[start]

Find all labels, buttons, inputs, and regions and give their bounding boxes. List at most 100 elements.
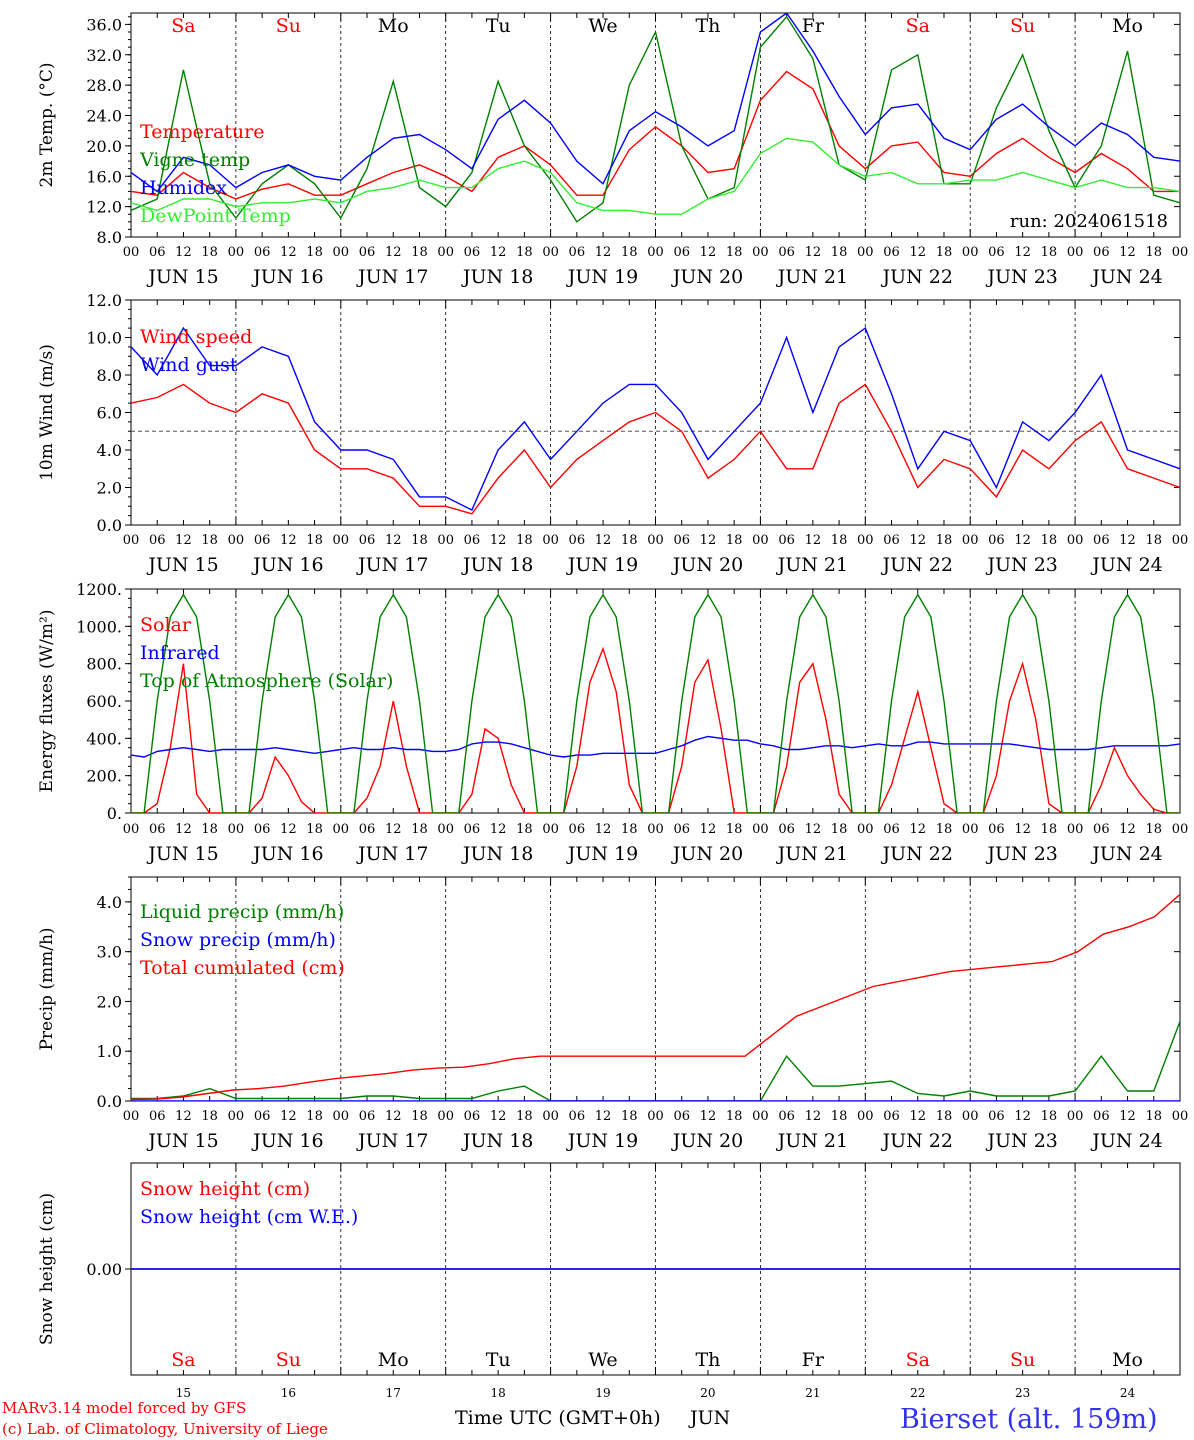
date-label: JUN 18 — [461, 843, 533, 865]
y-tick-label: 2.0 — [97, 992, 122, 1011]
hour-tick-label: 12 — [175, 533, 192, 548]
hour-tick-label: 00 — [962, 245, 979, 260]
hour-tick-label: 00 — [228, 533, 245, 548]
day-number: 20 — [700, 1386, 715, 1400]
y-tick-label: 600. — [86, 692, 122, 711]
hour-tick-label: 12 — [175, 822, 192, 837]
y-tick-label: 1000. — [76, 617, 122, 636]
y-axis-label: 2m Temp. (°C) — [37, 62, 57, 187]
hour-tick-label: 18 — [201, 822, 218, 837]
hour-tick-label: 06 — [673, 245, 690, 260]
day-number: 24 — [1120, 1386, 1136, 1400]
hour-tick-label: 18 — [1146, 533, 1163, 548]
hour-tick-label: 00 — [123, 1109, 140, 1124]
hour-tick-label: 00 — [542, 822, 559, 837]
hour-tick-label: 12 — [385, 245, 402, 260]
hour-tick-label: 12 — [700, 533, 717, 548]
date-label: JUN 21 — [776, 1130, 848, 1152]
hour-tick-label: 06 — [883, 533, 900, 548]
lab-credit-line: (c) Lab. of Climatology, University of L… — [2, 1420, 328, 1438]
hour-tick-label: 06 — [1093, 533, 1110, 548]
hour-tick-label: 18 — [306, 1109, 323, 1124]
hour-tick-label: 18 — [1041, 533, 1058, 548]
date-label: JUN 22 — [881, 554, 953, 576]
hour-tick-label: 00 — [647, 1109, 664, 1124]
hour-tick-label: 00 — [542, 1109, 559, 1124]
hour-tick-label: 06 — [778, 533, 795, 548]
y-tick-label: 0.0 — [97, 1092, 122, 1111]
hour-tick-label: 06 — [254, 822, 271, 837]
hour-tick-label: 06 — [359, 533, 376, 548]
hour-tick-label: 00 — [333, 822, 350, 837]
hour-tick-label: 18 — [411, 245, 428, 260]
hour-tick-label: 06 — [883, 245, 900, 260]
hour-tick-label: 12 — [595, 245, 612, 260]
hour-tick-label: 18 — [1041, 822, 1058, 837]
hour-tick-label: 06 — [673, 822, 690, 837]
hour-tick-label: 00 — [752, 533, 769, 548]
x-axis-title: Time UTC (GMT+0h) — [455, 1407, 661, 1429]
y-tick-label: 0.00 — [86, 1260, 122, 1279]
legend-entry: Snow precip (mm/h) — [140, 929, 336, 951]
date-label: JUN 21 — [776, 266, 848, 288]
date-label: JUN 18 — [461, 554, 533, 576]
hour-tick-label: 06 — [149, 822, 166, 837]
date-label: JUN 20 — [671, 554, 743, 576]
hour-tick-label: 06 — [464, 1109, 481, 1124]
hour-tick-label: 00 — [962, 533, 979, 548]
date-label: JUN 23 — [985, 554, 1057, 576]
day-name: Sa — [906, 1349, 930, 1371]
day-number: 22 — [910, 1386, 925, 1400]
hour-tick-label: 06 — [359, 245, 376, 260]
hour-tick-label: 12 — [1119, 533, 1136, 548]
day-number: 19 — [595, 1386, 610, 1400]
date-label: JUN 24 — [1090, 554, 1162, 576]
hour-tick-label: 00 — [123, 533, 140, 548]
date-label: JUN 23 — [985, 266, 1057, 288]
date-label: JUN 16 — [251, 554, 323, 576]
hour-tick-label: 06 — [149, 245, 166, 260]
hour-tick-label: 06 — [1093, 1109, 1110, 1124]
date-label: JUN 16 — [251, 266, 323, 288]
hour-tick-label: 06 — [778, 1109, 795, 1124]
day-name: Sa — [906, 15, 930, 37]
y-tick-label: 32.0 — [86, 46, 122, 65]
hour-tick-label: 00 — [333, 1109, 350, 1124]
date-label: JUN 22 — [881, 843, 953, 865]
hour-tick-label: 18 — [1146, 1109, 1163, 1124]
y-tick-label: 200. — [86, 767, 122, 786]
date-label: JUN 15 — [146, 554, 218, 576]
hour-tick-label: 12 — [490, 1109, 507, 1124]
y-tick-label: 0.0 — [97, 516, 122, 535]
day-name: Sa — [171, 15, 195, 37]
hour-tick-label: 06 — [149, 1109, 166, 1124]
hour-tick-label: 18 — [621, 822, 638, 837]
hour-tick-label: 12 — [1119, 245, 1136, 260]
hour-tick-label: 00 — [857, 822, 874, 837]
hour-tick-label: 00 — [542, 533, 559, 548]
hour-tick-label: 18 — [621, 245, 638, 260]
day-name: Su — [1010, 1349, 1035, 1371]
hour-tick-label: 00 — [1067, 245, 1084, 260]
y-tick-label: 16.0 — [86, 167, 122, 186]
y-tick-label: 3.0 — [97, 943, 122, 962]
chart-panel-3: 0. 200. 400. 600. 800. 1000. 1200. Energy fluxe… — [37, 580, 1188, 865]
hour-tick-label: 12 — [700, 822, 717, 837]
date-label: JUN 22 — [881, 1130, 953, 1152]
series-line-1 — [131, 383, 1180, 515]
hour-tick-label: 06 — [149, 533, 166, 548]
date-label: JUN 17 — [356, 554, 428, 576]
series-line-2 — [131, 326, 1180, 511]
hour-tick-label: 00 — [437, 822, 454, 837]
date-label: JUN 22 — [881, 266, 953, 288]
y-tick-label: 20.0 — [86, 137, 122, 156]
y-tick-label: 8.0 — [97, 228, 122, 247]
y-tick-label: 4.0 — [97, 441, 122, 460]
day-number: 23 — [1015, 1386, 1030, 1400]
date-label: JUN 19 — [566, 266, 638, 288]
day-name: Tu — [486, 15, 511, 37]
hour-tick-label: 12 — [1119, 1109, 1136, 1124]
hour-tick-label: 18 — [831, 1109, 848, 1124]
hour-tick-label: 18 — [726, 1109, 743, 1124]
hour-tick-label: 18 — [936, 1109, 953, 1124]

[end]

> [Exercise requirements] Rewrite all of the data above as a Markdown table with the columns "Row" and "Entry," giving each line its own numbered row. Skip blank lines and leave out the picture.

> [Exercise response]
| Row | Entry |
|---|---|
| 1 | Find all labels, buttons, inputs, and regions and give their bounding boxes. List at most 100 elements. |
| 2 | date-label: JUN 18 — [461, 843, 533, 865] |
| 3 | y-tick-label: 2.0 — [97, 992, 122, 1011] |
| 4 | hour-tick-label: 12 — [175, 533, 192, 548] |
| 5 | hour-tick-label: 00 — [962, 245, 979, 260] |
| 6 | hour-tick-label: 00 — [228, 533, 245, 548] |
| 7 | day-number: 20 — [700, 1386, 715, 1400] |
| 8 | y-tick-label: 600. — [86, 692, 122, 711] |
| 9 | hour-tick-label: 12 — [175, 822, 192, 837] |
| 10 | y-tick-label: 1000. — [76, 617, 122, 636] |
| 11 | y-axis-label: 2m Temp. (°C) — [37, 62, 57, 187] |
| 12 | hour-tick-label: 18 — [201, 822, 218, 837] |
| 13 | hour-tick-label: 06 — [673, 245, 690, 260] |
| 14 | day-number: 24 — [1120, 1386, 1136, 1400] |
| 15 | hour-tick-label: 18 — [1146, 533, 1163, 548] |
| 16 | hour-tick-label: 00 — [123, 1109, 140, 1124] |
| 17 | hour-tick-label: 00 — [542, 822, 559, 837] |
| 18 | hour-tick-label: 12 — [385, 245, 402, 260] |
| 19 | hour-tick-label: 12 — [700, 533, 717, 548] |
| 20 | date-label: JUN 21 — [776, 1130, 848, 1152] |
| 21 | hour-tick-label: 06 — [883, 533, 900, 548] |
| 22 | lab-credit-line: (c) Lab. of Climatology, University of L… — [2, 1420, 328, 1438] |
| 23 | hour-tick-label: 06 — [1093, 533, 1110, 548] |
| 24 | hour-tick-label: 18 — [306, 1109, 323, 1124] |
| 25 | hour-tick-label: 18 — [1041, 533, 1058, 548] |
| 26 | date-label: JUN 22 — [881, 554, 953, 576] |
| 27 | hour-tick-label: 00 — [647, 1109, 664, 1124] |
| 28 | hour-tick-label: 00 — [542, 1109, 559, 1124] |
| 29 | hour-tick-label: 06 — [778, 533, 795, 548] |
| 30 | y-tick-label: 0.0 — [97, 1092, 122, 1111] |
| 31 | hour-tick-label: 06 — [254, 822, 271, 837] |
| 32 | hour-tick-label: 06 — [359, 533, 376, 548] |
| 33 | hour-tick-label: 00 — [333, 822, 350, 837] |
| 34 | hour-tick-label: 18 — [411, 245, 428, 260] |
| 35 | hour-tick-label: 06 — [883, 245, 900, 260] |
| 36 | hour-tick-label: 12 — [595, 245, 612, 260] |
| 37 | hour-tick-label: 18 — [1041, 822, 1058, 837] |
| 38 | hour-tick-label: 06 — [673, 822, 690, 837] |
| 39 | hour-tick-label: 00 — [752, 533, 769, 548] |
| 40 | x-axis-title: Time UTC (GMT+0h) — [455, 1407, 661, 1429] |
| 41 | y-tick-label: 0.00 — [86, 1260, 122, 1279] |
| 42 | legend-entry: Snow precip (mm/h) — [140, 929, 336, 951] |
| 43 | date-label: JUN 21 — [776, 266, 848, 288] |
| 44 | date-label: JUN 18 — [461, 554, 533, 576] |
| 45 | hour-tick-label: 06 — [149, 822, 166, 837] |
| 46 | date-label: JUN 20 — [671, 554, 743, 576] |
| 47 | hour-tick-label: 06 — [464, 1109, 481, 1124] |
| 48 | hour-tick-label: 00 — [962, 533, 979, 548] |
| 49 | date-label: JUN 23 — [985, 554, 1057, 576] |
| 50 | day-name: Sa — [906, 1349, 930, 1371] |
| 51 | day-number: 22 — [910, 1386, 925, 1400] |
| 52 | hour-tick-label: 06 — [359, 245, 376, 260] |
| 53 | hour-tick-label: 12 — [1119, 533, 1136, 548] |
| 54 | day-number: 19 — [595, 1386, 610, 1400] |
| 55 | date-label: JUN 24 — [1090, 554, 1162, 576] |
| 56 | hour-tick-label: 00 — [123, 533, 140, 548] |
| 57 | date-label: JUN 23 — [985, 266, 1057, 288] |
| 58 | date-label: JUN 16 — [251, 554, 323, 576] |
| 59 | hour-tick-label: 06 — [149, 245, 166, 260] |
| 60 | hour-tick-label: 06 — [1093, 1109, 1110, 1124] |
| 61 | date-label: JUN 16 — [251, 266, 323, 288] |
| 62 | hour-tick-label: 06 — [778, 1109, 795, 1124] |
| 63 | day-name: Sa — [906, 15, 930, 37] |
| 64 | y-tick-label: 32.0 — [86, 46, 122, 65] |
| 65 | hour-tick-label: 00 — [333, 1109, 350, 1124] |
| 66 | date-label: JUN 22 — [881, 843, 953, 865] |
| 67 | hour-tick-label: 18 — [1146, 1109, 1163, 1124] |
| 68 | y-tick-label: 200. — [86, 767, 122, 786] |
| 69 | date-label: JUN 15 — [146, 554, 218, 576] |
| 70 | hour-tick-label: 12 — [490, 1109, 507, 1124] |
| 71 | y-tick-label: 0.0 — [97, 516, 122, 535] |
| 72 | day-name: Sa — [171, 15, 195, 37] |
| 73 | hour-tick-label: 06 — [149, 1109, 166, 1124] |
| 74 | hour-tick-label: 18 — [621, 822, 638, 837] |
| 75 | hour-tick-label: 12 — [1119, 245, 1136, 260] |
| 76 | hour-tick-label: 00 — [857, 822, 874, 837] |
| 77 | hour-tick-label: 00 — [542, 533, 559, 548] |
| 78 | hour-tick-label: 18 — [621, 245, 638, 260] |
| 79 | day-name: Su — [1010, 1349, 1035, 1371] |
| 80 | hour-tick-label: 00 — [1067, 245, 1084, 260] |
| 81 | y-tick-label: 16.0 — [86, 167, 122, 186] |
| 82 | y-tick-label: 3.0 — [97, 943, 122, 962] |
| 83 | chart-panel-3: 0. 200. 400. 600. 800. 1000. 1200. Energy fluxe… — [37, 580, 1188, 865] |
| 84 | hour-tick-label: 12 — [700, 822, 717, 837] |
| 85 | date-label: JUN 22 — [881, 1130, 953, 1152] |
| 86 | series-line-1 — [131, 383, 1180, 515] |
| 87 | hour-tick-label: 06 — [149, 533, 166, 548] |
| 88 | date-label: JUN 17 — [356, 554, 428, 576] |
| 89 | series-line-2 — [131, 326, 1180, 511] |
| 90 | hour-tick-label: 00 — [437, 822, 454, 837] |
| 91 | date-label: JUN 22 — [881, 266, 953, 288] |
| 92 | y-tick-label: 20.0 — [86, 137, 122, 156] |
| 93 | y-tick-label: 8.0 — [97, 228, 122, 247] |
| 94 | y-tick-label: 4.0 — [97, 441, 122, 460] |
| 95 | day-number: 23 — [1015, 1386, 1030, 1400] |
| 96 | date-label: JUN 19 — [566, 266, 638, 288] |
| 97 | day-name: Tu — [486, 15, 511, 37] |
| 98 | hour-tick-label: 12 — [1119, 1109, 1136, 1124] |
| 99 | hour-tick-label: 18 — [831, 1109, 848, 1124] |
| 100 | hour-tick-label: 18 — [726, 1109, 743, 1124] |
| 101 | hour-tick-label: 18 — [936, 1109, 953, 1124] |